Figure data in JSON:

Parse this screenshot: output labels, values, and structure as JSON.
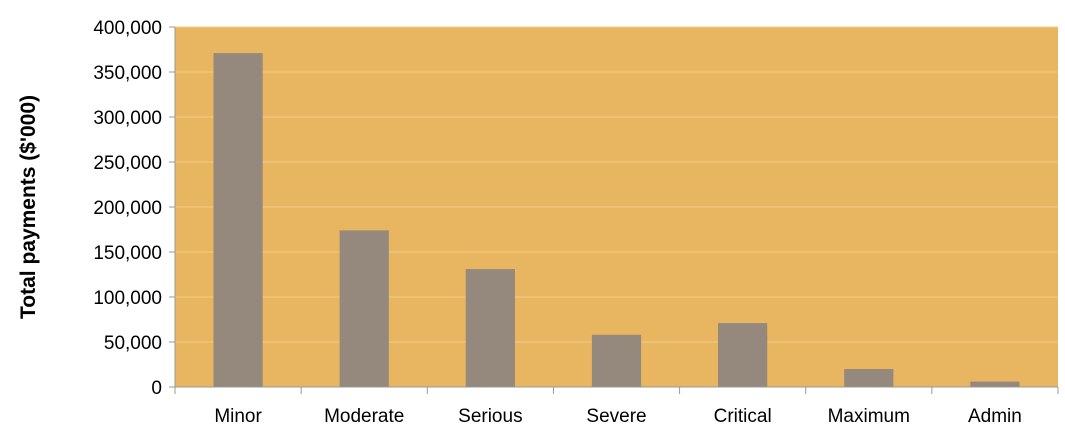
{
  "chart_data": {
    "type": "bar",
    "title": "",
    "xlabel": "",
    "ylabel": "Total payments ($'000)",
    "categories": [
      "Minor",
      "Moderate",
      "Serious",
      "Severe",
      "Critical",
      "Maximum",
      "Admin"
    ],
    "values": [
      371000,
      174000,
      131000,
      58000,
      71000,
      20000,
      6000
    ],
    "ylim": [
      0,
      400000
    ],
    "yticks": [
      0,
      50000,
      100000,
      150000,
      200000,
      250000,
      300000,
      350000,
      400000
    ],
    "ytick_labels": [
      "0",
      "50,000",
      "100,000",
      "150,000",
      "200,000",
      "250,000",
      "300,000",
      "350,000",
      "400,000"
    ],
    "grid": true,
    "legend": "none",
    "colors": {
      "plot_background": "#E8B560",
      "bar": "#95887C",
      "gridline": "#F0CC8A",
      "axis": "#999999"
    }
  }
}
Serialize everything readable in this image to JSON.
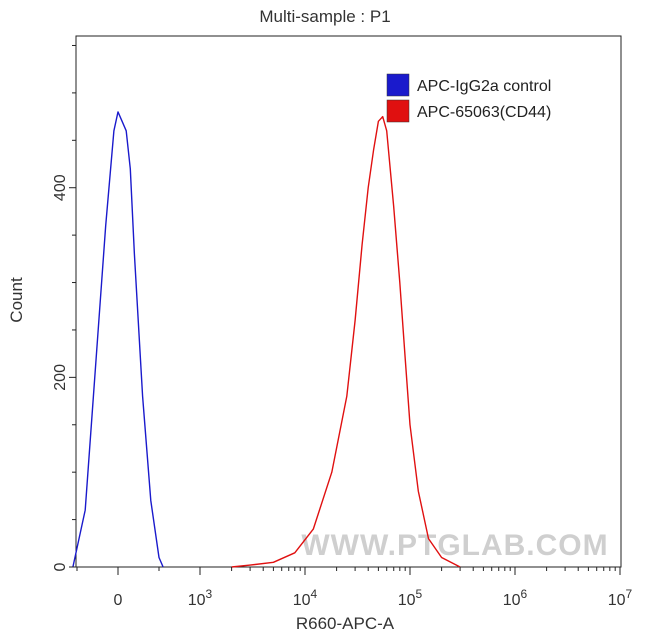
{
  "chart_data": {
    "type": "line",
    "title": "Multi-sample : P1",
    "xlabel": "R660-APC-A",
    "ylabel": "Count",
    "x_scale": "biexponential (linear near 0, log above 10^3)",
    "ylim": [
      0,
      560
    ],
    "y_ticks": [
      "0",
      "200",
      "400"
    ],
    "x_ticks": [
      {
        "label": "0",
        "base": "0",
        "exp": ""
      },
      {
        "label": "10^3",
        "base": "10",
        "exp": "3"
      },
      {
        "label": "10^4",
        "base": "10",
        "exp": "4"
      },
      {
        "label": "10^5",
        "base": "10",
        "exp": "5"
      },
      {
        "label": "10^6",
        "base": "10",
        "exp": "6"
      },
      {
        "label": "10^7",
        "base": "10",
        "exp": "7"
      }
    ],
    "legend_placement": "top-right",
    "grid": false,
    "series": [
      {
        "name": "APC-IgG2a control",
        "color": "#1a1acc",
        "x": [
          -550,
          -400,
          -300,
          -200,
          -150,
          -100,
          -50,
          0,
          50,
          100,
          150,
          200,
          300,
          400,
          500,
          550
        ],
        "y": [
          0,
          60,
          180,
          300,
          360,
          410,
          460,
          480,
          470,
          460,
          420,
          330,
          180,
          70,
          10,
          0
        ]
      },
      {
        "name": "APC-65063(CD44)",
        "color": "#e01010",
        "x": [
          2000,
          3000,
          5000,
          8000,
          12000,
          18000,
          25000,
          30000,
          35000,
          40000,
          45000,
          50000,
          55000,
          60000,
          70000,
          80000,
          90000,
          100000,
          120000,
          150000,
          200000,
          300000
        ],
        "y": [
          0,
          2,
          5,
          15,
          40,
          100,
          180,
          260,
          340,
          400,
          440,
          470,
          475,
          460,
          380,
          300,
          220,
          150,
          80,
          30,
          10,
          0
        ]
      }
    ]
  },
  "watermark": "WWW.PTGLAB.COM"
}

### Exercise brief
Quote the entries in full. Any image among them is to be omitted from the copy.

### Correct result
Parse this screenshot: output labels, values, and structure as JSON.
{
  "chart_data": {
    "type": "bar",
    "title": "",
    "xlabel": "",
    "ylabel": "Total payments ($'000)",
    "categories": [
      "Minor",
      "Moderate",
      "Serious",
      "Severe",
      "Critical",
      "Maximum",
      "Admin"
    ],
    "values": [
      371000,
      174000,
      131000,
      58000,
      71000,
      20000,
      6000
    ],
    "ylim": [
      0,
      400000
    ],
    "yticks": [
      0,
      50000,
      100000,
      150000,
      200000,
      250000,
      300000,
      350000,
      400000
    ],
    "ytick_labels": [
      "0",
      "50,000",
      "100,000",
      "150,000",
      "200,000",
      "250,000",
      "300,000",
      "350,000",
      "400,000"
    ],
    "grid": true,
    "legend": "none",
    "colors": {
      "plot_background": "#E8B560",
      "bar": "#95887C",
      "gridline": "#F0CC8A",
      "axis": "#999999"
    }
  }
}
Serialize everything readable in this image to JSON.
{
  "chart_data": {
    "type": "line",
    "title": "Multi-sample : P1",
    "xlabel": "R660-APC-A",
    "ylabel": "Count",
    "x_scale": "biexponential (linear near 0, log above 10^3)",
    "ylim": [
      0,
      560
    ],
    "y_ticks": [
      "0",
      "200",
      "400"
    ],
    "x_ticks": [
      {
        "label": "0",
        "base": "0",
        "exp": ""
      },
      {
        "label": "10^3",
        "base": "10",
        "exp": "3"
      },
      {
        "label": "10^4",
        "base": "10",
        "exp": "4"
      },
      {
        "label": "10^5",
        "base": "10",
        "exp": "5"
      },
      {
        "label": "10^6",
        "base": "10",
        "exp": "6"
      },
      {
        "label": "10^7",
        "base": "10",
        "exp": "7"
      }
    ],
    "legend_placement": "top-right",
    "grid": false,
    "series": [
      {
        "name": "APC-IgG2a control",
        "color": "#1a1acc",
        "x": [
          -550,
          -400,
          -300,
          -200,
          -150,
          -100,
          -50,
          0,
          50,
          100,
          150,
          200,
          300,
          400,
          500,
          550
        ],
        "y": [
          0,
          60,
          180,
          300,
          360,
          410,
          460,
          480,
          470,
          460,
          420,
          330,
          180,
          70,
          10,
          0
        ]
      },
      {
        "name": "APC-65063(CD44)",
        "color": "#e01010",
        "x": [
          2000,
          3000,
          5000,
          8000,
          12000,
          18000,
          25000,
          30000,
          35000,
          40000,
          45000,
          50000,
          55000,
          60000,
          70000,
          80000,
          90000,
          100000,
          120000,
          150000,
          200000,
          300000
        ],
        "y": [
          0,
          2,
          5,
          15,
          40,
          100,
          180,
          260,
          340,
          400,
          440,
          470,
          475,
          460,
          380,
          300,
          220,
          150,
          80,
          30,
          10,
          0
        ]
      }
    ]
  },
  "watermark": "WWW.PTGLAB.COM"
}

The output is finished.